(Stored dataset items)
● ● ● ● ● ● ●

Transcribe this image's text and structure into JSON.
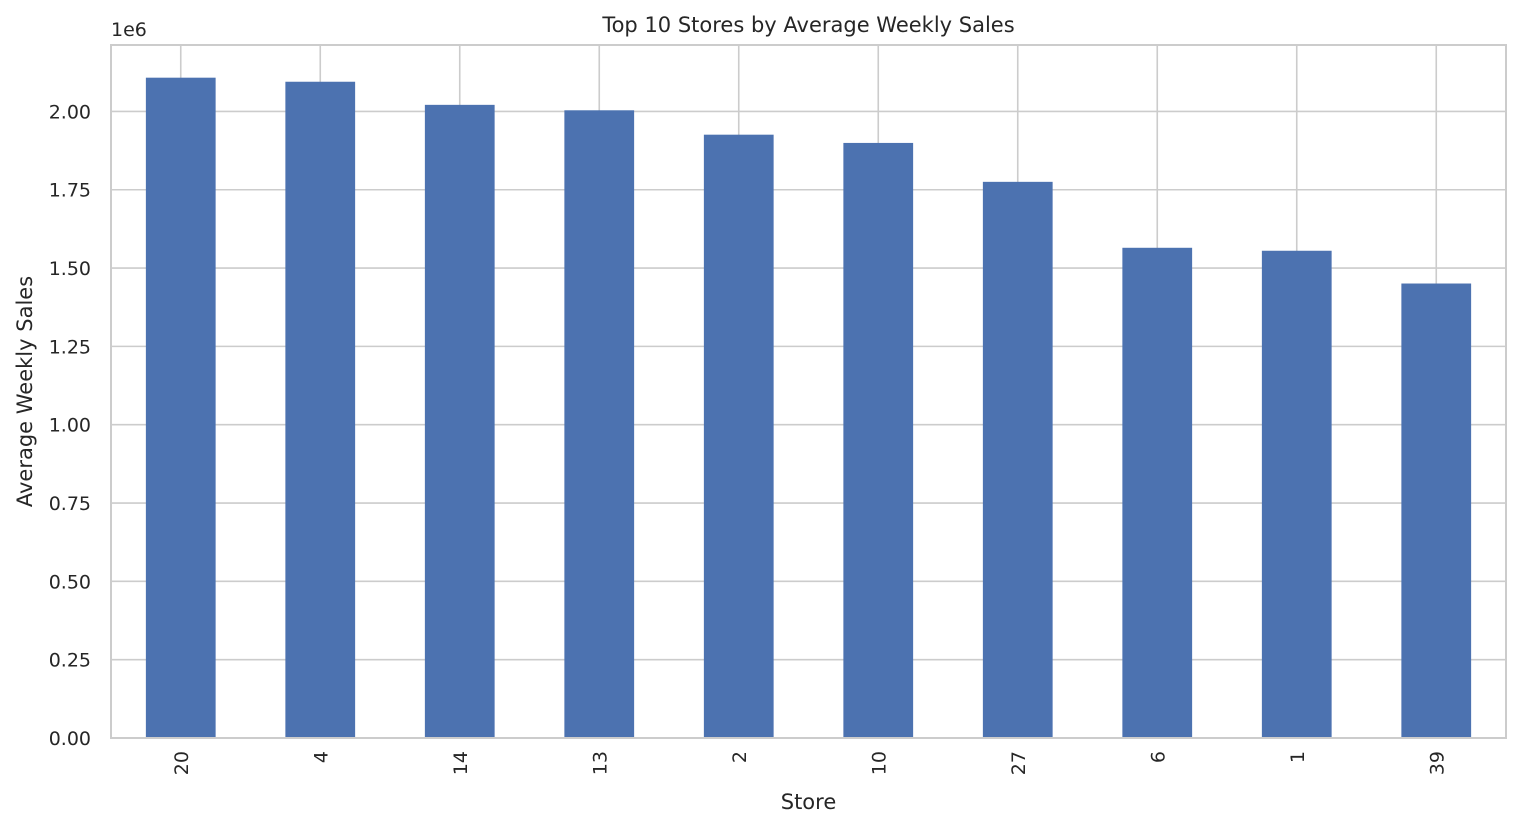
{
  "chart_data": {
    "type": "bar",
    "title": "Top 10 Stores by Average Weekly Sales",
    "xlabel": "Store",
    "ylabel": "Average Weekly Sales",
    "y_offset_label": "1e6",
    "categories": [
      "20",
      "4",
      "14",
      "13",
      "2",
      "10",
      "27",
      "6",
      "1",
      "39"
    ],
    "values": [
      2107677,
      2094713,
      2020978,
      2003620,
      1925751,
      1899425,
      1775216,
      1564728,
      1555264,
      1450668
    ],
    "ylim": [
      0,
      2212000
    ],
    "yticks": [
      0,
      250000,
      500000,
      750000,
      1000000,
      1250000,
      1500000,
      1750000,
      2000000
    ],
    "ytick_labels": [
      "0.00",
      "0.25",
      "0.50",
      "0.75",
      "1.00",
      "1.25",
      "1.50",
      "1.75",
      "2.00"
    ],
    "bar_color": "#4c72b0",
    "grid": true,
    "x_tick_rotation": "vertical"
  }
}
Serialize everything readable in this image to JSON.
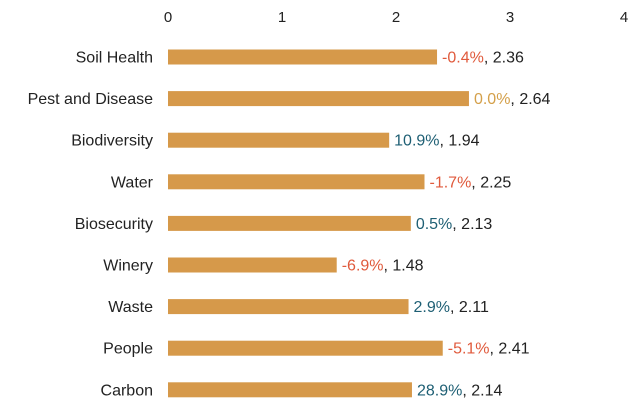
{
  "chart_data": {
    "type": "bar",
    "orientation": "horizontal",
    "categories": [
      "Soil Health",
      "Pest and Disease",
      "Biodiversity",
      "Water",
      "Biosecurity",
      "Winery",
      "Waste",
      "People",
      "Carbon"
    ],
    "values": [
      2.36,
      2.64,
      1.94,
      2.25,
      2.13,
      1.48,
      2.11,
      2.41,
      2.14
    ],
    "changes": [
      "-0.4%",
      "0.0%",
      "10.9%",
      "-1.7%",
      "0.5%",
      "-6.9%",
      "2.9%",
      "-5.1%",
      "28.9%"
    ],
    "change_colors": [
      "#e05a3c",
      "#d4a04a",
      "#1e5f74",
      "#e05a3c",
      "#1e5f74",
      "#e05a3c",
      "#1e5f74",
      "#e05a3c",
      "#1e5f74"
    ],
    "value_labels": [
      "2.36",
      "2.64",
      "1.94",
      "2.25",
      "2.13",
      "1.48",
      "2.11",
      "2.41",
      "2.14"
    ],
    "xlim": [
      0,
      4
    ],
    "xticks": [
      "0",
      "1",
      "2",
      "3",
      "4"
    ],
    "xaxis_position": "top",
    "grid": false,
    "title": "",
    "xlabel": "",
    "ylabel": "",
    "colors": {
      "bar": "#d6994a",
      "text": "#222222"
    }
  }
}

● ● ● ● ● ● ●

REQUIRED WORK -> Leaving all pictures aside, quote each record exactly.

COMPLETED TASK ->
Transcribe this image's text and structure into JSON.
{
  "chart_data": {
    "type": "bar",
    "title": "Top 10 Stores by Average Weekly Sales",
    "xlabel": "Store",
    "ylabel": "Average Weekly Sales",
    "y_offset_label": "1e6",
    "categories": [
      "20",
      "4",
      "14",
      "13",
      "2",
      "10",
      "27",
      "6",
      "1",
      "39"
    ],
    "values": [
      2107677,
      2094713,
      2020978,
      2003620,
      1925751,
      1899425,
      1775216,
      1564728,
      1555264,
      1450668
    ],
    "ylim": [
      0,
      2212000
    ],
    "yticks": [
      0,
      250000,
      500000,
      750000,
      1000000,
      1250000,
      1500000,
      1750000,
      2000000
    ],
    "ytick_labels": [
      "0.00",
      "0.25",
      "0.50",
      "0.75",
      "1.00",
      "1.25",
      "1.50",
      "1.75",
      "2.00"
    ],
    "bar_color": "#4c72b0",
    "grid": true,
    "x_tick_rotation": "vertical"
  }
}
Serialize everything readable in this image to JSON.
{
  "chart_data": {
    "type": "bar",
    "orientation": "horizontal",
    "categories": [
      "Soil Health",
      "Pest and Disease",
      "Biodiversity",
      "Water",
      "Biosecurity",
      "Winery",
      "Waste",
      "People",
      "Carbon"
    ],
    "values": [
      2.36,
      2.64,
      1.94,
      2.25,
      2.13,
      1.48,
      2.11,
      2.41,
      2.14
    ],
    "changes": [
      "-0.4%",
      "0.0%",
      "10.9%",
      "-1.7%",
      "0.5%",
      "-6.9%",
      "2.9%",
      "-5.1%",
      "28.9%"
    ],
    "change_colors": [
      "#e05a3c",
      "#d4a04a",
      "#1e5f74",
      "#e05a3c",
      "#1e5f74",
      "#e05a3c",
      "#1e5f74",
      "#e05a3c",
      "#1e5f74"
    ],
    "value_labels": [
      "2.36",
      "2.64",
      "1.94",
      "2.25",
      "2.13",
      "1.48",
      "2.11",
      "2.41",
      "2.14"
    ],
    "xlim": [
      0,
      4
    ],
    "xticks": [
      "0",
      "1",
      "2",
      "3",
      "4"
    ],
    "xaxis_position": "top",
    "grid": false,
    "title": "",
    "xlabel": "",
    "ylabel": "",
    "colors": {
      "bar": "#d6994a",
      "text": "#222222"
    }
  }
}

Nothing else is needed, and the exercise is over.